***** DATA FOR REVIEW *****
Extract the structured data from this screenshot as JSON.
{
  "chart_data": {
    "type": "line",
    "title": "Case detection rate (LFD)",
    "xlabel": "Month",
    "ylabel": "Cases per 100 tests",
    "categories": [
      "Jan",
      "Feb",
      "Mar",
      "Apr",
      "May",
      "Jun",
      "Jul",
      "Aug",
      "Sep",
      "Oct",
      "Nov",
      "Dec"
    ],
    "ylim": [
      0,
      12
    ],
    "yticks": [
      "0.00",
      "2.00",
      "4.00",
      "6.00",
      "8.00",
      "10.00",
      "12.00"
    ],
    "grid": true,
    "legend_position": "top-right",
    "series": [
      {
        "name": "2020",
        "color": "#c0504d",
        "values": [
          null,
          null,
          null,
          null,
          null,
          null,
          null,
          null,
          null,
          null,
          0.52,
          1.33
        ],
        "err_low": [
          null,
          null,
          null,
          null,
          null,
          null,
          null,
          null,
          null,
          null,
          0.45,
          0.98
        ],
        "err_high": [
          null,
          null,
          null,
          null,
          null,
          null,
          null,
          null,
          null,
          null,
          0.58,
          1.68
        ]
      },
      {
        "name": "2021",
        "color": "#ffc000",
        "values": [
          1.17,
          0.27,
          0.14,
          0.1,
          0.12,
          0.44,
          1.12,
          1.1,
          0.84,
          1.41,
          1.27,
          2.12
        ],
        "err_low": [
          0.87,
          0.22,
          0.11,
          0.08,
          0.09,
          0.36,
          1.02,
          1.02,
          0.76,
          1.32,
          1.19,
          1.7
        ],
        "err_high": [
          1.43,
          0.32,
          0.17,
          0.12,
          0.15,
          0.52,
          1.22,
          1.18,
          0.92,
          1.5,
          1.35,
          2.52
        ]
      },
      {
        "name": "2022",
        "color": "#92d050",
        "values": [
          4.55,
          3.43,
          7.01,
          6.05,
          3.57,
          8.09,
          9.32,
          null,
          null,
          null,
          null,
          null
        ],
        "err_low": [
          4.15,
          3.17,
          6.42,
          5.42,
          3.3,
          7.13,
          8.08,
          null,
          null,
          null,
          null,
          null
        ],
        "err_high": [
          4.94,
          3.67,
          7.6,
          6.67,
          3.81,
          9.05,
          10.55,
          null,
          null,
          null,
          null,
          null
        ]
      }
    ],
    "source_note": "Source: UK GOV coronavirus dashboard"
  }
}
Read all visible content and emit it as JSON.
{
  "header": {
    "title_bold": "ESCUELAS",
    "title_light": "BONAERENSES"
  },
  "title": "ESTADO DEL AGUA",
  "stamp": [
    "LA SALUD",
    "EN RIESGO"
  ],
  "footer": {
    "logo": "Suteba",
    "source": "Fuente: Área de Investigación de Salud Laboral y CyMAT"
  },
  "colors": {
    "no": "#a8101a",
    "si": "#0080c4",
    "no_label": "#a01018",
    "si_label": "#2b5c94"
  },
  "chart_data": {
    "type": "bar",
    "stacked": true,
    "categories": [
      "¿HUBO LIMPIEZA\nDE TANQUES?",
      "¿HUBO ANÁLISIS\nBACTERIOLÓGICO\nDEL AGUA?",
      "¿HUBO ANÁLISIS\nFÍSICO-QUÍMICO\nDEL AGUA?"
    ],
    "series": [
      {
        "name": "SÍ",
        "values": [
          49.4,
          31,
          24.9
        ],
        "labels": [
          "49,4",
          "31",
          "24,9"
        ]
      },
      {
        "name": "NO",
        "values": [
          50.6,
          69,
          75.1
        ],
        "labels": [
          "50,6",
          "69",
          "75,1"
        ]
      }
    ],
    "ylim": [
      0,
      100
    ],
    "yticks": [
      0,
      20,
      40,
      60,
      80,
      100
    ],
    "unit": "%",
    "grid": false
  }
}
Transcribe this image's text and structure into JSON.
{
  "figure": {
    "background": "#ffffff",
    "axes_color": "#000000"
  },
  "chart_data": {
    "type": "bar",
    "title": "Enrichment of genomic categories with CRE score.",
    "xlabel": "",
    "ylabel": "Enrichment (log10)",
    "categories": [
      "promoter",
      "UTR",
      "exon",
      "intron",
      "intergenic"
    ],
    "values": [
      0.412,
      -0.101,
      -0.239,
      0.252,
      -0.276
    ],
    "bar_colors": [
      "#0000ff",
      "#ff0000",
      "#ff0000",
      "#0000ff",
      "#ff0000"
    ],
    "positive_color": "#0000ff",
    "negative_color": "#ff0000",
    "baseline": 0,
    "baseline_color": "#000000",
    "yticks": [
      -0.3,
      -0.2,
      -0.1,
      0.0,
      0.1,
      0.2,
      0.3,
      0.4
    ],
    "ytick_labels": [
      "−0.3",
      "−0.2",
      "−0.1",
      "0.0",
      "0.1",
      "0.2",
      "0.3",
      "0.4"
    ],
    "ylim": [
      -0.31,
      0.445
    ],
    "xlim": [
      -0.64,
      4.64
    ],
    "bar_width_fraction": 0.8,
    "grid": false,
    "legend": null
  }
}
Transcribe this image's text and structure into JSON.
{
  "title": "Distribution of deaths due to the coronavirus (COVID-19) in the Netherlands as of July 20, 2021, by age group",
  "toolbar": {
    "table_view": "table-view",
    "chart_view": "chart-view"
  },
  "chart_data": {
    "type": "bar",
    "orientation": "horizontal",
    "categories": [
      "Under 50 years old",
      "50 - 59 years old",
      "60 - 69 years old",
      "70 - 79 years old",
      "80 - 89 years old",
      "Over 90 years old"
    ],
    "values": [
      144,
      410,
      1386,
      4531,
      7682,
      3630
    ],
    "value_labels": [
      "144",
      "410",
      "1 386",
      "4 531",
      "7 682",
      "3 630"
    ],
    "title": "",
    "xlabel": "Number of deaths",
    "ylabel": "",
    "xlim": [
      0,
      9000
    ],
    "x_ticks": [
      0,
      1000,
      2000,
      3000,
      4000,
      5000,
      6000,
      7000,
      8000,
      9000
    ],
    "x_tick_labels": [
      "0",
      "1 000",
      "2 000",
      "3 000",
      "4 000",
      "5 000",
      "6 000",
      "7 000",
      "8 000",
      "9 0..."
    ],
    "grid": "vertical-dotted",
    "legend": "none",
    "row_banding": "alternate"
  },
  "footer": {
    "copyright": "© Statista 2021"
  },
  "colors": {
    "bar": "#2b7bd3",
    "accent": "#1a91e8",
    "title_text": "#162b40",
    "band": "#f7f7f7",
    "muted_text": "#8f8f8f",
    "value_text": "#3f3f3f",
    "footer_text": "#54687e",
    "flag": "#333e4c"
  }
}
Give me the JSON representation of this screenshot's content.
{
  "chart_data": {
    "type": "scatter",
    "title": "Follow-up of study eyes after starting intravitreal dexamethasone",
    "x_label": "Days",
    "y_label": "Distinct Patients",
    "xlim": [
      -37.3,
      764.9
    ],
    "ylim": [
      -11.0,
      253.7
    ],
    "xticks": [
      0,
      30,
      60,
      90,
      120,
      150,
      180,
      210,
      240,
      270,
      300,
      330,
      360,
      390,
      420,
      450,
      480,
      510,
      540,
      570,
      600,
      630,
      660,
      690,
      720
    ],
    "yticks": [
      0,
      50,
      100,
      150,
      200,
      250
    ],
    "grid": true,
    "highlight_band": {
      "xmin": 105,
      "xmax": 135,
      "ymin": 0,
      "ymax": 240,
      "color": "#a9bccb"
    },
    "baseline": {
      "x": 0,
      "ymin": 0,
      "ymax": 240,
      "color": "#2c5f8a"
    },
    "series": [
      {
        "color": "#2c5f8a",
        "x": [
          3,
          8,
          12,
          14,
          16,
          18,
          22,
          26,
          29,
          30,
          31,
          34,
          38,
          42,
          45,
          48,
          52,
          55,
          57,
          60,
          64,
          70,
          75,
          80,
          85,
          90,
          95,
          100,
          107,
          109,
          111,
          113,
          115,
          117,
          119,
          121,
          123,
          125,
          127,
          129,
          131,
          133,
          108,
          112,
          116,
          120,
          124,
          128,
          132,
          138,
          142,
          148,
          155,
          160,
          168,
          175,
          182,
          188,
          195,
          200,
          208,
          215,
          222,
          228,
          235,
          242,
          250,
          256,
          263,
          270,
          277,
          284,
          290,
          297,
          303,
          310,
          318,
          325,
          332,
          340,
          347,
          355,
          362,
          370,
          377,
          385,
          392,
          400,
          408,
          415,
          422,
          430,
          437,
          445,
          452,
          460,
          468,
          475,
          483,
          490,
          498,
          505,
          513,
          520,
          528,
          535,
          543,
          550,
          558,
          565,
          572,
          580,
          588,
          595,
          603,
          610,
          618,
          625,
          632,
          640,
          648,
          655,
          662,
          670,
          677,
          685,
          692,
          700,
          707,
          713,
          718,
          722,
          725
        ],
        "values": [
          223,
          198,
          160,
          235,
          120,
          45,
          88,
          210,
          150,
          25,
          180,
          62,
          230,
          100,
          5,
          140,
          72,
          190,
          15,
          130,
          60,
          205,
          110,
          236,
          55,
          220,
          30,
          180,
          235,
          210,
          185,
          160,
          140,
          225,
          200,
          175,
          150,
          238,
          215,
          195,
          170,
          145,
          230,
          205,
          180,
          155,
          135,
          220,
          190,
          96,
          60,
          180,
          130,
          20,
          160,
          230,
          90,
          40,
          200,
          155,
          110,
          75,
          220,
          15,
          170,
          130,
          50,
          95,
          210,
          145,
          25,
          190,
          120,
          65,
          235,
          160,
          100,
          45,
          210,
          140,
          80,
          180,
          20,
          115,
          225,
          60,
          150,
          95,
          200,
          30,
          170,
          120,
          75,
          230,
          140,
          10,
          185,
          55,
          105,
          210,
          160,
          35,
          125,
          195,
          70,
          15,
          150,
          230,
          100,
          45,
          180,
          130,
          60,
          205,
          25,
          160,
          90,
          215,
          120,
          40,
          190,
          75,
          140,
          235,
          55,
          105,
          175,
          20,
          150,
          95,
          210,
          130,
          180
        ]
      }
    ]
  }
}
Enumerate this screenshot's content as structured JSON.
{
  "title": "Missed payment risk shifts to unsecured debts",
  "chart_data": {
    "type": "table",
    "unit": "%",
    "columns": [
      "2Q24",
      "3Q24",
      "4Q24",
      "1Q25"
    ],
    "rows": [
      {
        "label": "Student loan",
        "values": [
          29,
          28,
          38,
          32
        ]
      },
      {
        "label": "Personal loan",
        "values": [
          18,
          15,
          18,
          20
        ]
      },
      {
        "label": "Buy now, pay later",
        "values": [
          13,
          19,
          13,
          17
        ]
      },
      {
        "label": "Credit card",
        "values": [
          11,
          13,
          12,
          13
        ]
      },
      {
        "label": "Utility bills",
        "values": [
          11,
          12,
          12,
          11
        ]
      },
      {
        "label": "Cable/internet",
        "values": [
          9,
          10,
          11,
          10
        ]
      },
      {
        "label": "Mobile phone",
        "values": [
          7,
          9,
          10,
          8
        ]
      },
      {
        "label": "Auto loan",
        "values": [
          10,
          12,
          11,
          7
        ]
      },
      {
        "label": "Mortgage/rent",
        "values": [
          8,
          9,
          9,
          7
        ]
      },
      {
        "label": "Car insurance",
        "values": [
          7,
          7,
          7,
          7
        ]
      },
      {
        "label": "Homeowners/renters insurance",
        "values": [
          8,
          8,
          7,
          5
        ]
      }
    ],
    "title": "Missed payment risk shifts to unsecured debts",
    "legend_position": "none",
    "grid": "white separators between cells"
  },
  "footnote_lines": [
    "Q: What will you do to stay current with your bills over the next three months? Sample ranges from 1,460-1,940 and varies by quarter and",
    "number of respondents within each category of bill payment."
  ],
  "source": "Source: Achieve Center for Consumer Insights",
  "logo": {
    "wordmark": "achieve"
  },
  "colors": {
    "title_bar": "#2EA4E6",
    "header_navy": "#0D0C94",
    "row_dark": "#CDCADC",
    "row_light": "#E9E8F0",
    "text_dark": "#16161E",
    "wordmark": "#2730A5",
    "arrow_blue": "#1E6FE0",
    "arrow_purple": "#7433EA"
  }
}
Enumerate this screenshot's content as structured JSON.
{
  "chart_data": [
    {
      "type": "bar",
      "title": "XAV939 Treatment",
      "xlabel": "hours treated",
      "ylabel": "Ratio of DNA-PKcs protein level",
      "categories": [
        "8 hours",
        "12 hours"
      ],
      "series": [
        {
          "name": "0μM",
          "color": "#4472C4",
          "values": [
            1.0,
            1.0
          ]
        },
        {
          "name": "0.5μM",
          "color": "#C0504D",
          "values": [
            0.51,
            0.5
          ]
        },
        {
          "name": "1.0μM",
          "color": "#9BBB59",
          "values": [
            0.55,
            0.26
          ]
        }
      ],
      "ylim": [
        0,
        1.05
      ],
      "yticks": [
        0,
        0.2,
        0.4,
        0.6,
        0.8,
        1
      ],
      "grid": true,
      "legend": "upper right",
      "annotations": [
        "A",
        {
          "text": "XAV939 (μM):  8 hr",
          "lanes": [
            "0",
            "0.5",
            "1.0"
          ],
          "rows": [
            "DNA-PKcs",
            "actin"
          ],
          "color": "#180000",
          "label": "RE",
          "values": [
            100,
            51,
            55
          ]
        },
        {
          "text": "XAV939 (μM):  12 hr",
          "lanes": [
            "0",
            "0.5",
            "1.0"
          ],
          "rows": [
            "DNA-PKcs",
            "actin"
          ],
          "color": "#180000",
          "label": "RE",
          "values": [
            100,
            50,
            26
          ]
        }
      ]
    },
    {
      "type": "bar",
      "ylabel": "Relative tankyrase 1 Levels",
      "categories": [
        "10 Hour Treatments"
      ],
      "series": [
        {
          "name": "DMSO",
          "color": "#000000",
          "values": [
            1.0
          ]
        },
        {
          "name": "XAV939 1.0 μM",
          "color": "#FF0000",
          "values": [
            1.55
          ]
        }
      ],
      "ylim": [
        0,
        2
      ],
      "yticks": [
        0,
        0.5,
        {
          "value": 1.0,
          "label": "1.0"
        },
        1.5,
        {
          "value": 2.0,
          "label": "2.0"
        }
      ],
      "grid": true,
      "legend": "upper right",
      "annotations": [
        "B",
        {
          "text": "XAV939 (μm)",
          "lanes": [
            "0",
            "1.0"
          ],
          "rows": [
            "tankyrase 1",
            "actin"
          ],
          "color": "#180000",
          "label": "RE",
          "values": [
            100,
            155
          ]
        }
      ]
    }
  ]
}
*****
### WHAT IS BEING ASKED
Scan the listing above and copy all lines containing the word "shifts".

### RESPONSE AREA
  "title": "Missed payment risk shifts to unsecured debts",
    "title": "Missed payment risk shifts to unsecured debts",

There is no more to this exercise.